> **Exercise details**
Records follow. Select each line holding "intäktsredovisar".

> **Records for processing**
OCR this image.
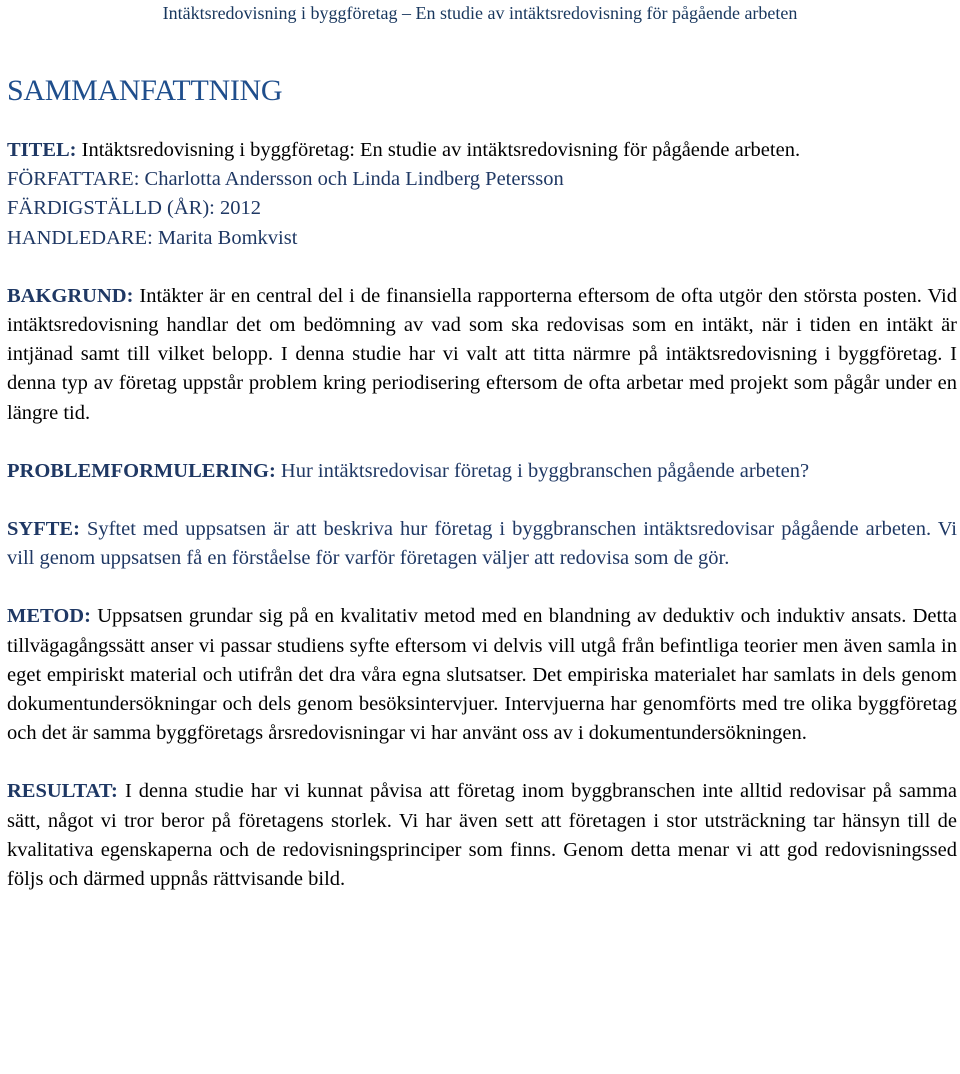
Intäktsredovisning i byggföretag – En studie av intäktsredovisning för pågående arbeten
SAMMANFATTNING

TITEL: Intäktsredovisning i byggföretag: En studie av intäktsredovisning för pågående arbeten.

FÖRFATTARE: Charlotta Andersson och Linda Lindberg Petersson

FÄRDIGSTÄLLD (ÅR): 2012

HANDLEDARE: Marita Bomkvist

BAKGRUND: Intäkter är en central del i de finansiella rapporterna eftersom de ofta utgör den största posten. Vid intäktsredovisning handlar det om bedömning av vad som ska redovisas som en intäkt, när i tiden en intäkt är intjänad samt till vilket belopp. I denna studie har vi valt att titta närmre på intäktsredovisning i byggföretag. I denna typ av företag uppstår problem kring periodisering eftersom de ofta arbetar med projekt som pågår under en längre tid.

PROBLEMFORMULERING: Hur intäktsredovisar företag i byggbranschen pågående arbeten?

SYFTE: Syftet med uppsatsen är att beskriva hur företag i byggbranschen intäktsredovisar pågående arbeten. Vi vill genom uppsatsen få en förståelse för varför företagen väljer att redovisa som de gör.

METOD: Uppsatsen grundar sig på en kvalitativ metod med en blandning av deduktiv och induktiv ansats. Detta tillvägagångssätt anser vi passar studiens syfte eftersom vi delvis vill utgå från befintliga teorier men även samla in eget empiriskt material och utifrån det dra våra egna slutsatser. Det empiriska materialet har samlats in dels genom dokumentundersökningar och dels genom besöksintervjuer. Intervjuerna har genomförts med tre olika byggföretag och det är samma byggföretags årsredovisningar vi har använt oss av i dokumentundersökningen.

RESULTAT: I denna studie har vi kunnat påvisa att företag inom byggbranschen inte alltid redovisar på samma sätt, något vi tror beror på företagens storlek. Vi har även sett att företagen i stor utsträckning tar hänsyn till de kvalitativa egenskaperna och de redovisningsprinciper som finns. Genom detta menar vi att god redovisningssed följs och därmed uppnås rättvisande bild.
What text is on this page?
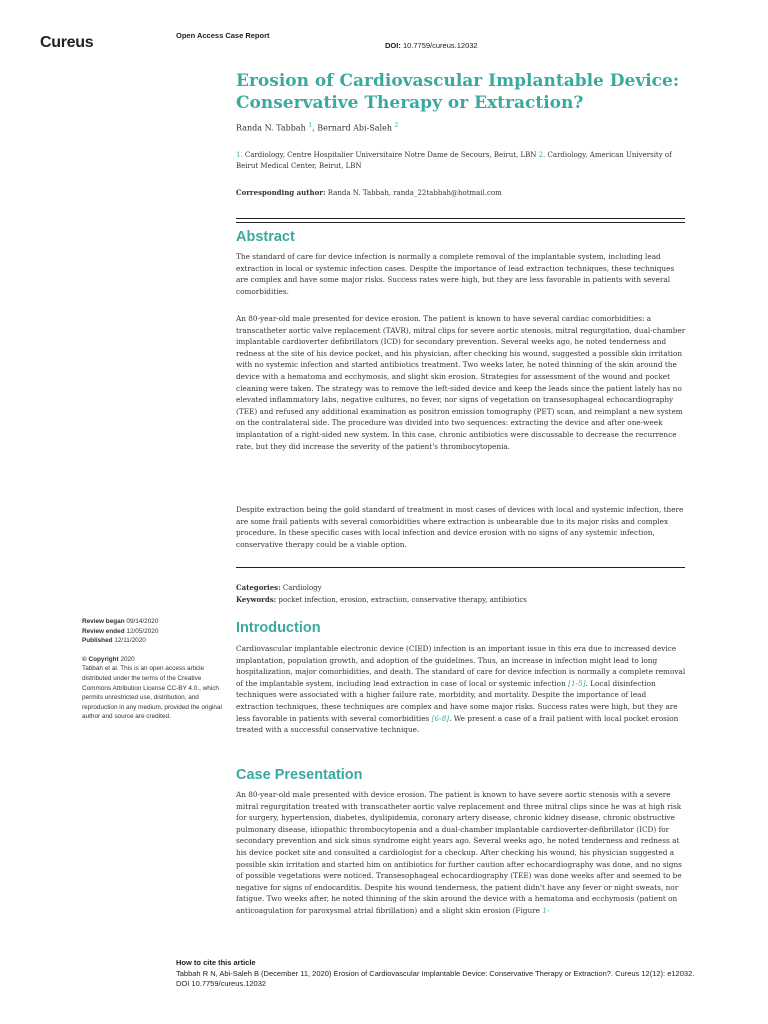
Cureus	Open Access Case Report
DOI: 10.7759/cureus.12032
Erosion of Cardiovascular Implantable Device: Conservative Therapy or Extraction?
Randa N. Tabbah $^1$, Bernard Abi-Saleh $^2$
1. Cardiology, Centre Hospitalier Universitaire Notre Dame de Secours, Beirut, LBN 2. Cardiology, American University of Beirut Medical Center, Beirut, LBN
Corresponding author: Randa N. Tabbah, randa_22tabbah@hotmail.com
Abstract

The standard of care for device infection is normally a complete removal of the implantable system, including lead extraction in local or systemic infection cases. Despite the importance of lead extraction techniques, these techniques are complex and have some major risks. Success rates were high, but they are less favorable in patients with several comorbidities.

An 80-year-old male presented for device erosion. The patient is known to have several cardiac comorbidities: a transcatheter aortic valve replacement (TAVR), mitral clips for severe aortic stenosis, mitral regurgitation, dual-chamber implantable cardioverter defibrillators (ICD) for secondary prevention. Several weeks ago, he noted tenderness and redness at the site of his device pocket, and his physician, after checking his wound, suggested a possible skin irritation with no systemic infection and started antibiotics treatment. Two weeks later, he noted thinning of the skin around the device with a hematoma and ecchymosis, and slight skin erosion. Strategies for assessment of the wound and pocket cleaning were taken. The strategy was to remove the left-sided device and keep the leads since the patient lately has no elevated inflammatory labs, negative cultures, no fever, nor signs of vegetation on transesophageal echocardiography (TEE) and refused any additional examination as positron emission tomography (PET) scan, and reimplant a new system on the contralateral side. The procedure was divided into two sequences: extracting the device and after one-week implantation of a right-sided new system. In this case, chronic antibiotics were discussable to decrease the recurrence rate, but they did increase the severity of the patient's thrombocytopenia.

Despite extraction being the gold standard of treatment in most cases of devices with local and systemic infection, there are some frail patients with several comorbidities where extraction is unbearable due to its major risks and complex procedure. In these specific cases with local infection and device erosion with no signs of any systemic infection, conservative therapy could be a viable option.

Categories: Cardiology
Keywords: pocket infection, erosion, extraction, conservative therapy, antibiotics
Review began 09/14/2020
Review ended 12/05/2020
Published 12/11/2020
© Copyright 2020
Tabbah et al. This is an open access article distributed under the terms of the Creative Commons Attribution License CC-BY 4.0., which permits unrestricted use, distribution, and reproduction in any medium, provided the original author and source are credited.
Introduction

Cardiovascular implantable electronic device (CIED) infection is an important issue in this era due to increased device implantation, population growth, and adoption of the guidelines. Thus, an increase in infection might lead to long hospitalization, major comorbidities, and death. The standard of care for device infection is normally a complete removal of the implantable system, including lead extraction in case of local or systemic infection [1-5]. Local disinfection techniques were associated with a higher failure rate, morbidity, and mortality. Despite the importance of lead extraction techniques, these techniques are complex and have some major risks. Success rates were high, but they are less favorable in patients with several comorbidities [6-8]. We present a case of a frail patient with local pocket erosion treated with a successful conservative technique.

Case Presentation

An 80-year-old male presented with device erosion. The patient is known to have severe aortic stenosis with a severe mitral regurgitation treated with transcatheter aortic valve replacement and three mitral clips since he was at high risk for surgery, hypertension, diabetes, dyslipidemia, coronary artery disease, chronic kidney disease, chronic obstructive pulmonary disease, idiopathic thrombocytopenia and a dual-chamber implantable cardioverter-defibrillator (ICD) for secondary prevention and sick sinus syndrome eight years ago. Several weeks ago, he noted tenderness and redness at his device pocket site and consulted a cardiologist for a checkup. After checking his wound, his physician suggested a possible skin irritation and started him on antibiotics for further caution after echocardiography was done, and no signs of possible vegetations were noticed. Transesophageal echocardiography (TEE) was done weeks after and seemed to be negative for signs of endocarditis. Despite his wound tenderness, the patient didn't have any fever or night sweats, nor fatigue. Two weeks after, he noted thinning of the skin around the device with a hematoma and ecchymosis (patient on anticoagulation for paroxysmal atrial fibrillation) and a slight skin erosion (Figure 1-

How to cite this article
Tabbah R N, Abi-Saleh B (December 11, 2020) Erosion of Cardiovascular Implantable Device: Conservative Therapy or Extraction?. Cureus 12(12): e12032. DOI 10.7759/cureus.12032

> **Exercise response**
PROBLEMFORMULERING: Hur intäktsredovisar företag i byggbranschen pågående arbeten?
SYFTE: Syftet med uppsatsen är att beskriva hur företag i byggbranschen intäktsredovisar pågående arbeten. Vi vill genom uppsatsen få en förståelse för varför företagen väljer att redovisa som de gör.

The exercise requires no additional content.